> EXERCISE GOAL:
Set down each line of the data below exactly as it stands, dropping the pictures.

Start of DATA LISTING

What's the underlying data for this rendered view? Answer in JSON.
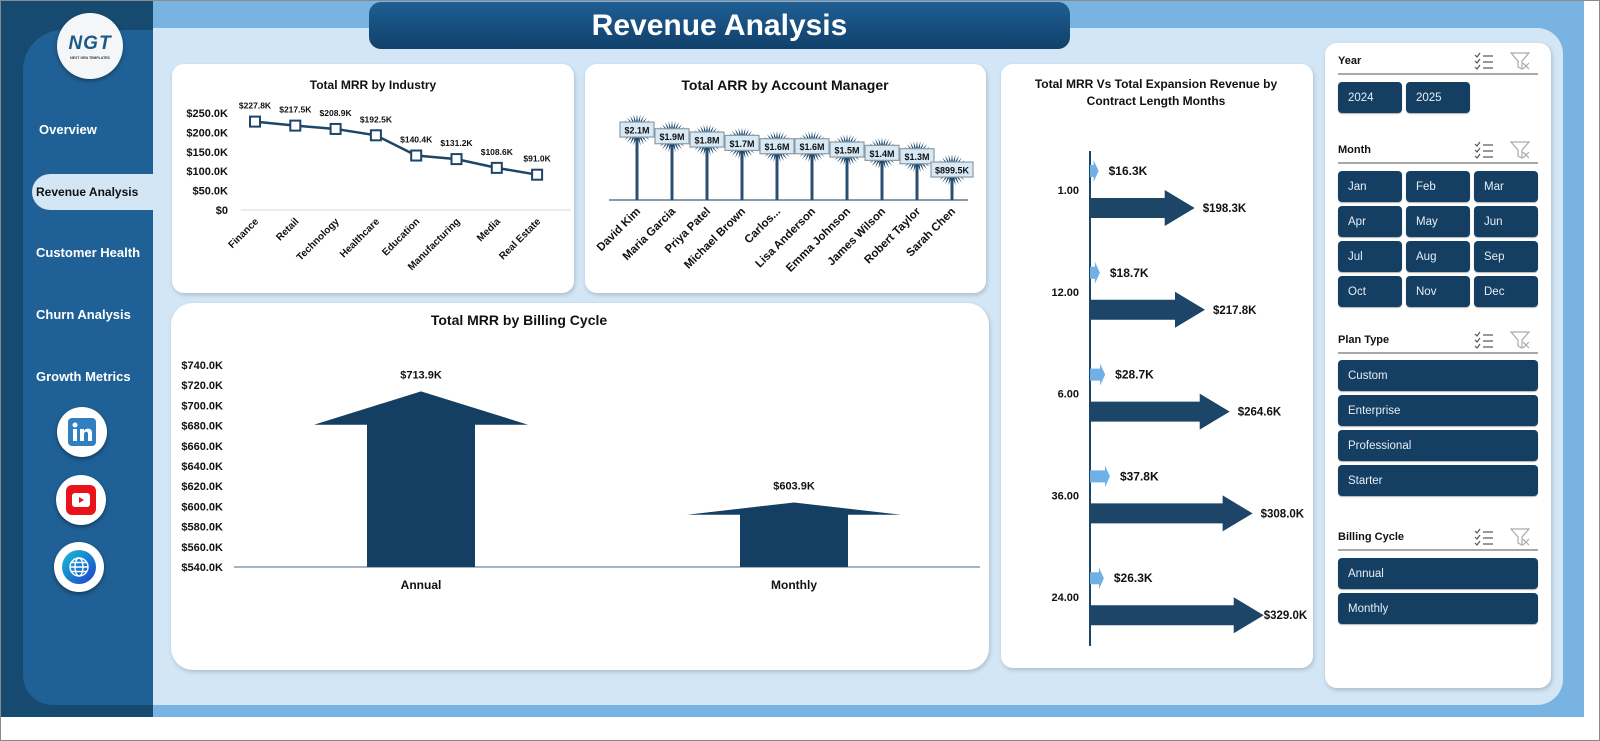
{
  "header": {
    "title": "Revenue Analysis"
  },
  "logo": {
    "text": "NGT",
    "subtext": "NEXT GEN TEMPLATES"
  },
  "sidebar": {
    "items": [
      {
        "label": "Overview"
      },
      {
        "label": "Revenue Analysis",
        "active": true
      },
      {
        "label": "Customer Health"
      },
      {
        "label": "Churn Analysis"
      },
      {
        "label": "Growth Metrics"
      }
    ],
    "social_icons": [
      "linkedin-icon",
      "youtube-icon",
      "globe-icon"
    ]
  },
  "colors": {
    "navy": "#143f63",
    "accent_light": "#6fb0e6",
    "panel": "#d3e6f5",
    "sidebar": "#1f6196"
  },
  "chart_data": [
    {
      "type": "line",
      "title": "Total MRR  by Industry",
      "categories": [
        "Finance",
        "Retail",
        "Technology",
        "Healthcare",
        "Education",
        "Manufacturing",
        "Media",
        "Real Estate"
      ],
      "values": [
        227.8,
        217.5,
        208.9,
        192.5,
        140.4,
        131.2,
        108.6,
        91.0
      ],
      "data_labels": [
        "$227.8K",
        "$217.5K",
        "$208.9K",
        "$192.5K",
        "$140.4K",
        "$131.2K",
        "$108.6K",
        "$91.0K"
      ],
      "unit": "K",
      "ylim": [
        0,
        250
      ],
      "yticks": [
        "$0",
        "$50.0K",
        "$100.0K",
        "$150.0K",
        "$200.0K",
        "$250.0K"
      ],
      "grid": false
    },
    {
      "type": "bar",
      "title": "Total ARR by Account Manager",
      "categories": [
        "David Kim",
        "Maria Garcia",
        "Priya Patel",
        "Michael Brown",
        "Carlos...",
        "Lisa Anderson",
        "Emma Johnson",
        "James Wilson",
        "Robert Taylor",
        "Sarah Chen"
      ],
      "values": [
        2.1,
        1.9,
        1.8,
        1.7,
        1.6,
        1.6,
        1.5,
        1.4,
        1.3,
        0.8995
      ],
      "data_labels": [
        "$2.1M",
        "$1.9M",
        "$1.8M",
        "$1.7M",
        "$1.6M",
        "$1.6M",
        "$1.5M",
        "$1.4M",
        "$1.3M",
        "$899.5K"
      ],
      "unit": "M",
      "grid": false
    },
    {
      "type": "bar",
      "title": "Total MRR by Billing Cycle",
      "categories": [
        "Annual",
        "Monthly"
      ],
      "values": [
        713.9,
        603.9
      ],
      "data_labels": [
        "$713.9K",
        "$603.9K"
      ],
      "unit": "K",
      "ylim": [
        540,
        740
      ],
      "yticks": [
        "$540.0K",
        "$560.0K",
        "$580.0K",
        "$600.0K",
        "$620.0K",
        "$640.0K",
        "$660.0K",
        "$680.0K",
        "$700.0K",
        "$720.0K",
        "$740.0K"
      ],
      "grid": false
    },
    {
      "type": "bar",
      "orientation": "horizontal",
      "title": "Total MRR Vs Total Expansion Revenue by Contract Length Months",
      "categories": [
        "1.00",
        "12.00",
        "6.00",
        "36.00",
        "24.00"
      ],
      "unit": "K",
      "series": [
        {
          "values": [
            16.3,
            18.7,
            28.7,
            37.8,
            26.3
          ],
          "data_labels": [
            "$16.3K",
            "$18.7K",
            "$28.7K",
            "$37.8K",
            "$26.3K"
          ],
          "color": "#6fb0e6"
        },
        {
          "values": [
            198.3,
            217.8,
            264.6,
            308.0,
            329.0
          ],
          "data_labels": [
            "$198.3K",
            "$217.8K",
            "$264.6K",
            "$308.0K",
            "$329.0K"
          ],
          "color": "#1c4568"
        }
      ],
      "grid": false
    }
  ],
  "slicers": {
    "year": {
      "title": "Year",
      "items": [
        "2024",
        "2025"
      ]
    },
    "month": {
      "title": "Month",
      "items": [
        "Jan",
        "Feb",
        "Mar",
        "Apr",
        "May",
        "Jun",
        "Jul",
        "Aug",
        "Sep",
        "Oct",
        "Nov",
        "Dec"
      ]
    },
    "plan_type": {
      "title": "Plan Type",
      "items": [
        "Custom",
        "Enterprise",
        "Professional",
        "Starter"
      ]
    },
    "billing_cycle": {
      "title": "Billing Cycle",
      "items": [
        "Annual",
        "Monthly"
      ]
    }
  }
}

End of DATA LISTING

> COMPLETE OUTPUT:
What's the underlying data for this rendered view? Answer in JSON.
{
  "header": {
    "title": "Revenue Analysis"
  },
  "logo": {
    "text": "NGT",
    "subtext": "NEXT GEN TEMPLATES"
  },
  "sidebar": {
    "items": [
      {
        "label": "Overview"
      },
      {
        "label": "Revenue Analysis",
        "active": true
      },
      {
        "label": "Customer Health"
      },
      {
        "label": "Churn Analysis"
      },
      {
        "label": "Growth Metrics"
      }
    ],
    "social_icons": [
      "linkedin-icon",
      "youtube-icon",
      "globe-icon"
    ]
  },
  "colors": {
    "navy": "#143f63",
    "accent_light": "#6fb0e6",
    "panel": "#d3e6f5",
    "sidebar": "#1f6196"
  },
  "chart_data": [
    {
      "type": "line",
      "title": "Total MRR  by Industry",
      "categories": [
        "Finance",
        "Retail",
        "Technology",
        "Healthcare",
        "Education",
        "Manufacturing",
        "Media",
        "Real Estate"
      ],
      "values": [
        227.8,
        217.5,
        208.9,
        192.5,
        140.4,
        131.2,
        108.6,
        91.0
      ],
      "data_labels": [
        "$227.8K",
        "$217.5K",
        "$208.9K",
        "$192.5K",
        "$140.4K",
        "$131.2K",
        "$108.6K",
        "$91.0K"
      ],
      "unit": "K",
      "ylim": [
        0,
        250
      ],
      "yticks": [
        "$0",
        "$50.0K",
        "$100.0K",
        "$150.0K",
        "$200.0K",
        "$250.0K"
      ],
      "grid": false
    },
    {
      "type": "bar",
      "title": "Total ARR by Account Manager",
      "categories": [
        "David Kim",
        "Maria Garcia",
        "Priya Patel",
        "Michael Brown",
        "Carlos...",
        "Lisa Anderson",
        "Emma Johnson",
        "James Wilson",
        "Robert Taylor",
        "Sarah Chen"
      ],
      "values": [
        2.1,
        1.9,
        1.8,
        1.7,
        1.6,
        1.6,
        1.5,
        1.4,
        1.3,
        0.8995
      ],
      "data_labels": [
        "$2.1M",
        "$1.9M",
        "$1.8M",
        "$1.7M",
        "$1.6M",
        "$1.6M",
        "$1.5M",
        "$1.4M",
        "$1.3M",
        "$899.5K"
      ],
      "unit": "M",
      "grid": false
    },
    {
      "type": "bar",
      "title": "Total MRR by Billing Cycle",
      "categories": [
        "Annual",
        "Monthly"
      ],
      "values": [
        713.9,
        603.9
      ],
      "data_labels": [
        "$713.9K",
        "$603.9K"
      ],
      "unit": "K",
      "ylim": [
        540,
        740
      ],
      "yticks": [
        "$540.0K",
        "$560.0K",
        "$580.0K",
        "$600.0K",
        "$620.0K",
        "$640.0K",
        "$660.0K",
        "$680.0K",
        "$700.0K",
        "$720.0K",
        "$740.0K"
      ],
      "grid": false
    },
    {
      "type": "bar",
      "orientation": "horizontal",
      "title": "Total MRR Vs Total Expansion Revenue by Contract Length Months",
      "categories": [
        "1.00",
        "12.00",
        "6.00",
        "36.00",
        "24.00"
      ],
      "unit": "K",
      "series": [
        {
          "values": [
            16.3,
            18.7,
            28.7,
            37.8,
            26.3
          ],
          "data_labels": [
            "$16.3K",
            "$18.7K",
            "$28.7K",
            "$37.8K",
            "$26.3K"
          ],
          "color": "#6fb0e6"
        },
        {
          "values": [
            198.3,
            217.8,
            264.6,
            308.0,
            329.0
          ],
          "data_labels": [
            "$198.3K",
            "$217.8K",
            "$264.6K",
            "$308.0K",
            "$329.0K"
          ],
          "color": "#1c4568"
        }
      ],
      "grid": false
    }
  ],
  "slicers": {
    "year": {
      "title": "Year",
      "items": [
        "2024",
        "2025"
      ]
    },
    "month": {
      "title": "Month",
      "items": [
        "Jan",
        "Feb",
        "Mar",
        "Apr",
        "May",
        "Jun",
        "Jul",
        "Aug",
        "Sep",
        "Oct",
        "Nov",
        "Dec"
      ]
    },
    "plan_type": {
      "title": "Plan Type",
      "items": [
        "Custom",
        "Enterprise",
        "Professional",
        "Starter"
      ]
    },
    "billing_cycle": {
      "title": "Billing Cycle",
      "items": [
        "Annual",
        "Monthly"
      ]
    }
  }
}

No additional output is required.